**Task details**
Retype everything from the line containing "label-range-20-70: 20-70 xyxy=(972,425,1033,452)" down to the line containing "label-length-254: 254 xyxy=(720,182,760,209)", both included, precisely as it appears.

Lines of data
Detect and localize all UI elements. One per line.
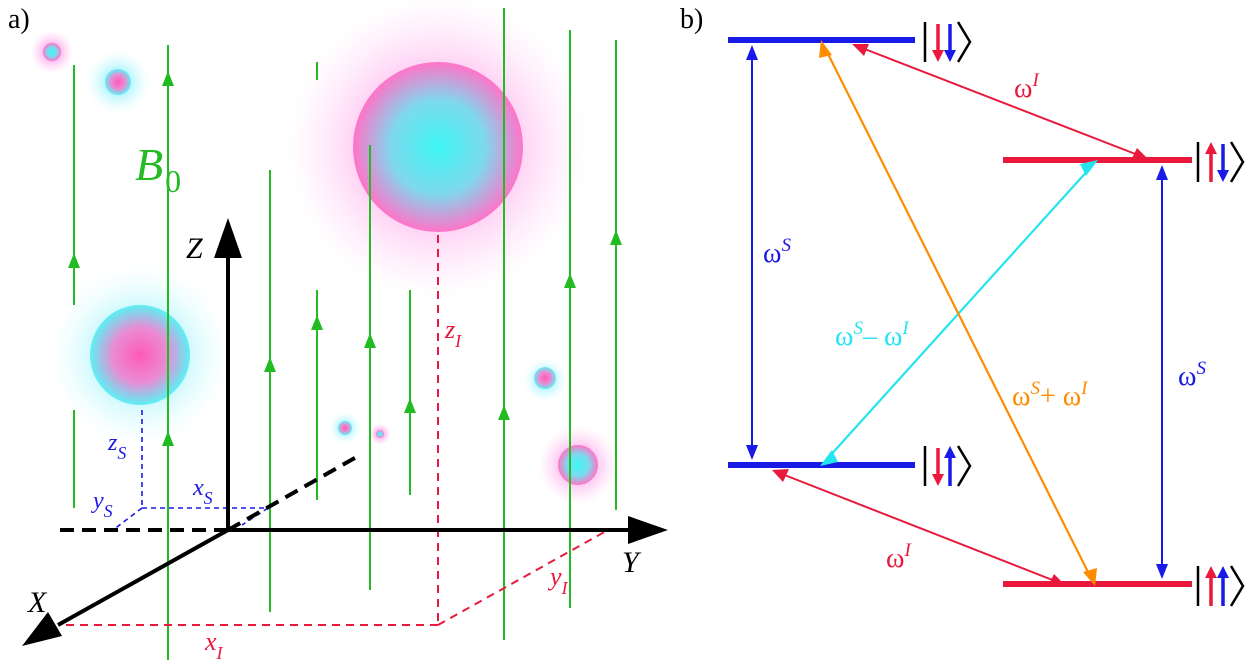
- spin-i-up-arrowhead: [1205, 142, 1217, 154]
- transition-line: [861, 47, 1139, 156]
- arrowhead-end: [1156, 564, 1168, 579]
- spin-s-projections: [112, 410, 269, 531]
- panel-b: b) |↓↓⟩ |↑↓⟩: [680, 4, 1245, 607]
- field-arrowhead: [264, 357, 276, 372]
- ket-top-label: |↓↓⟩: [925, 19, 927, 21]
- field-arrowhead: [610, 230, 622, 245]
- z-i-label: zI: [444, 315, 462, 351]
- ket-lower-left: |↓↑⟩: [923, 443, 972, 487]
- arrowhead-start: [772, 469, 789, 482]
- arrowhead-end: [820, 450, 838, 466]
- spin-s-up-arrowhead: [944, 446, 956, 458]
- arrowhead-start: [819, 40, 832, 58]
- transition-omega-s-left: [746, 45, 758, 460]
- arrowhead-start: [1080, 160, 1098, 176]
- z-axis-arrowhead: [214, 218, 242, 258]
- field-arrowhead: [404, 398, 416, 413]
- transition-omega-i-top: [852, 44, 1148, 160]
- panel-b-label: b): [680, 4, 703, 35]
- atom-small: [369, 423, 391, 445]
- y-s-projection: [112, 507, 143, 531]
- atom-core: [105, 69, 131, 95]
- omega-sum-label: ωS+ ωI: [1012, 378, 1089, 412]
- field-arrowhead: [311, 315, 323, 330]
- field-arrowhead: [364, 333, 376, 348]
- ket-upper-right-label: |↑↓⟩: [1198, 139, 1200, 141]
- spin-i-projections: [60, 235, 609, 626]
- atom-large-s: [50, 265, 230, 445]
- coordinate-axes: [22, 218, 668, 646]
- ket-top: |↓↓⟩: [923, 19, 972, 63]
- ket-upper-right: |↑↓⟩: [1196, 139, 1245, 183]
- arrowhead-start: [746, 45, 758, 60]
- spin-i-down-arrowhead: [932, 50, 944, 62]
- z-s-label: zS: [107, 430, 126, 463]
- transition-line: [825, 49, 1091, 577]
- atom-small: [329, 412, 361, 444]
- ket-angle: [956, 445, 972, 487]
- transition-omega-sum: [819, 40, 1097, 586]
- field-arrowhead: [162, 431, 174, 446]
- spin-i-up-arrowhead: [1205, 566, 1217, 578]
- field-arrowhead: [162, 71, 174, 86]
- spin-s-down-arrowhead: [944, 50, 956, 62]
- atom-small: [30, 30, 74, 74]
- x-axis: [57, 528, 229, 627]
- spin-s-down-arrowhead: [1217, 170, 1229, 182]
- ket-angle: [1229, 565, 1245, 607]
- atom-core: [558, 445, 598, 485]
- ket-bottom-label: |↑↑⟩: [1198, 563, 1200, 565]
- z-axis-label: Z: [186, 232, 203, 265]
- ket-angle: [956, 21, 972, 63]
- transition-line: [781, 473, 1056, 582]
- y-i-projection: [437, 529, 609, 626]
- omega-diff-label: ωS– ωI: [835, 318, 910, 352]
- ket-lower-left-label: |↓↑⟩: [925, 443, 927, 445]
- y-axis-label: Y: [622, 546, 642, 579]
- field-lines: [73, 8, 617, 660]
- ket-bottom: |↑↑⟩: [1196, 563, 1245, 607]
- omega-i-bottom-label: ωI: [886, 540, 912, 574]
- arrowhead-end: [746, 445, 758, 460]
- x-i-label: xI: [204, 627, 224, 663]
- omega-s-right-label: ωS: [1178, 358, 1206, 392]
- atom-core: [338, 421, 352, 435]
- field-arrowhead: [498, 405, 510, 420]
- omega-i-top-label: ωI: [1014, 70, 1040, 104]
- field-label: B0: [135, 139, 181, 199]
- omega-s-left-label: ωS: [763, 235, 791, 269]
- arrowhead-start: [852, 44, 869, 56]
- field-arrows: [68, 71, 622, 446]
- y-i-label: yI: [547, 562, 569, 598]
- atom-core: [376, 430, 384, 438]
- field-arrowhead: [564, 273, 576, 288]
- atom-small: [523, 358, 567, 402]
- ket-angle: [1229, 141, 1245, 183]
- x-s-label: xS: [192, 475, 213, 508]
- atom-core: [90, 305, 190, 405]
- panel-a: a): [8, 0, 668, 663]
- field-arrowhead: [68, 253, 80, 268]
- y-axis-arrowhead: [628, 516, 668, 544]
- atom-core: [353, 62, 523, 232]
- arrowhead-start: [1156, 165, 1168, 180]
- x-axis-arrowhead: [22, 612, 62, 646]
- atom-core: [534, 367, 556, 389]
- x-axis-label: X: [27, 586, 48, 619]
- x-axis-negative: [227, 453, 361, 532]
- y-s-label: yS: [91, 488, 113, 521]
- spin-i-down-arrowhead: [932, 474, 944, 486]
- panel-a-label: a): [8, 4, 30, 35]
- atom-large-i: [288, 0, 588, 297]
- atom-small: [538, 425, 618, 505]
- arrowhead-end: [1083, 568, 1097, 586]
- spin-s-up-arrowhead: [1217, 566, 1229, 578]
- arrowhead-end: [1048, 574, 1065, 586]
- transition-omega-s-right: [1156, 165, 1168, 579]
- arrowhead-end: [1131, 148, 1148, 160]
- transition-omega-i-bottom: [772, 469, 1065, 586]
- atom-core: [43, 43, 61, 61]
- atom-small: [86, 50, 150, 114]
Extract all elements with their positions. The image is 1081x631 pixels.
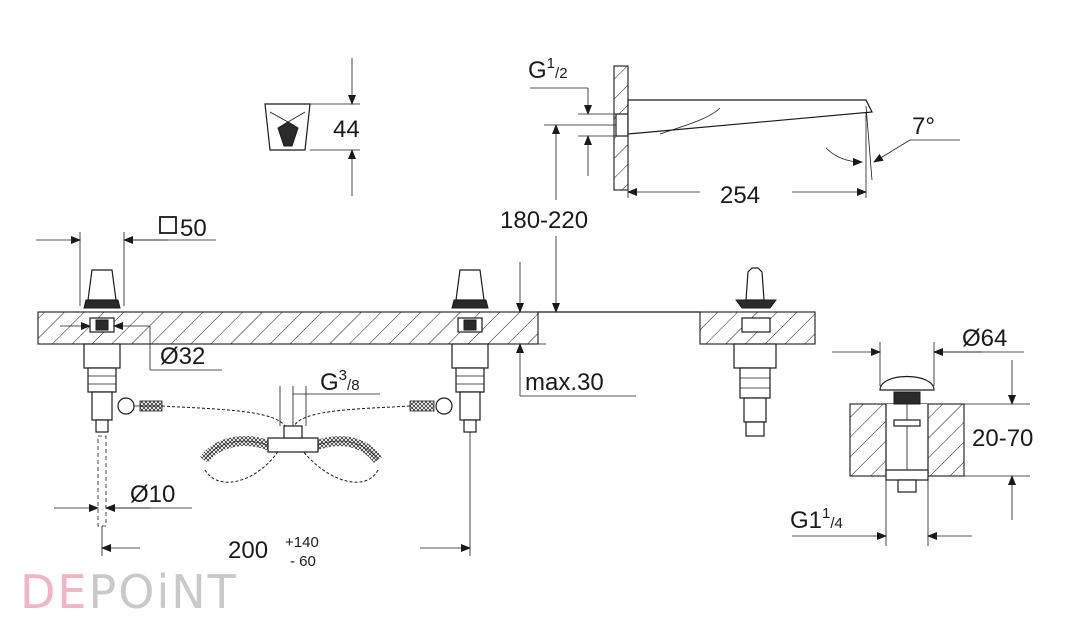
label-range-20-70: 20-70 xyxy=(972,425,1033,452)
right-handle-valve xyxy=(409,269,489,433)
deck-slab xyxy=(37,311,816,345)
label-max-30: max.30 xyxy=(525,369,604,396)
g12-num: 1 xyxy=(547,55,555,72)
label-range-180-220: 180-220 xyxy=(500,207,588,234)
g38-base: G xyxy=(320,369,339,396)
square-symbol xyxy=(159,216,177,234)
label-dia-32: Ø32 xyxy=(160,343,205,370)
label-spacing-200: 200 xyxy=(228,537,268,564)
label-tolerance-plus: +140 xyxy=(285,534,319,551)
label-height-44: 44 xyxy=(333,116,360,143)
watermark-logo: DEPOiNT xyxy=(20,565,238,619)
center-mixer xyxy=(733,267,777,437)
left-handle-valve xyxy=(83,269,163,433)
g12-slash: / xyxy=(555,65,560,82)
watermark-part2: POiNT xyxy=(89,565,238,619)
g12-base: G xyxy=(528,57,547,84)
g114-base: G1 xyxy=(790,507,822,534)
g114-den: 4 xyxy=(835,515,843,532)
g114-slash: / xyxy=(830,515,835,532)
g12-den: 2 xyxy=(559,65,567,82)
g38-den: 8 xyxy=(351,377,359,394)
label-tolerance-minus: - 60 xyxy=(290,553,316,570)
label-length-254: 254 xyxy=(720,182,760,209)
bath-spout xyxy=(613,65,873,191)
label-g-1-1-4: G11/4 xyxy=(790,505,843,534)
label-dia-64: Ø64 xyxy=(962,325,1007,352)
hose-assembly xyxy=(161,386,411,483)
pop-up-waste xyxy=(849,375,965,493)
label-g-1-2: G1/2 xyxy=(528,55,568,84)
label-g-3-8: G3/8 xyxy=(320,367,360,396)
label-square-50: 50 xyxy=(180,215,207,242)
dimension-lines xyxy=(36,58,1030,556)
g114-num: 1 xyxy=(822,505,830,522)
handle-top-detail xyxy=(264,103,311,151)
label-dia-10: Ø10 xyxy=(130,481,175,508)
watermark-part1: DE xyxy=(20,565,89,619)
label-angle-7: 7° xyxy=(912,113,935,140)
g38-num: 3 xyxy=(339,367,347,384)
g38-slash: / xyxy=(347,377,352,394)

**Task solution**
label-range-20-70: 20-70 xyxy=(972,425,1033,452)
right-handle-valve xyxy=(409,269,489,433)
deck-slab xyxy=(37,311,816,345)
label-max-30: max.30 xyxy=(525,369,604,396)
g12-num: 1 xyxy=(547,55,555,72)
label-range-180-220: 180-220 xyxy=(500,207,588,234)
g38-base: G xyxy=(320,369,339,396)
square-symbol xyxy=(159,216,177,234)
label-dia-32: Ø32 xyxy=(160,343,205,370)
label-spacing-200: 200 xyxy=(228,537,268,564)
label-tolerance-plus: +140 xyxy=(285,534,319,551)
label-height-44: 44 xyxy=(333,116,360,143)
watermark-logo: DEPOiNT xyxy=(20,565,238,619)
center-mixer xyxy=(733,267,777,437)
left-handle-valve xyxy=(83,269,163,433)
g12-slash: / xyxy=(555,65,560,82)
watermark-part2: POiNT xyxy=(89,565,238,619)
g12-base: G xyxy=(528,57,547,84)
g114-base: G1 xyxy=(790,507,822,534)
g114-den: 4 xyxy=(835,515,843,532)
g114-slash: / xyxy=(830,515,835,532)
g12-den: 2 xyxy=(559,65,567,82)
g38-den: 8 xyxy=(351,377,359,394)
label-tolerance-minus: - 60 xyxy=(290,553,316,570)
label-length-254: 254 xyxy=(720,182,760,209)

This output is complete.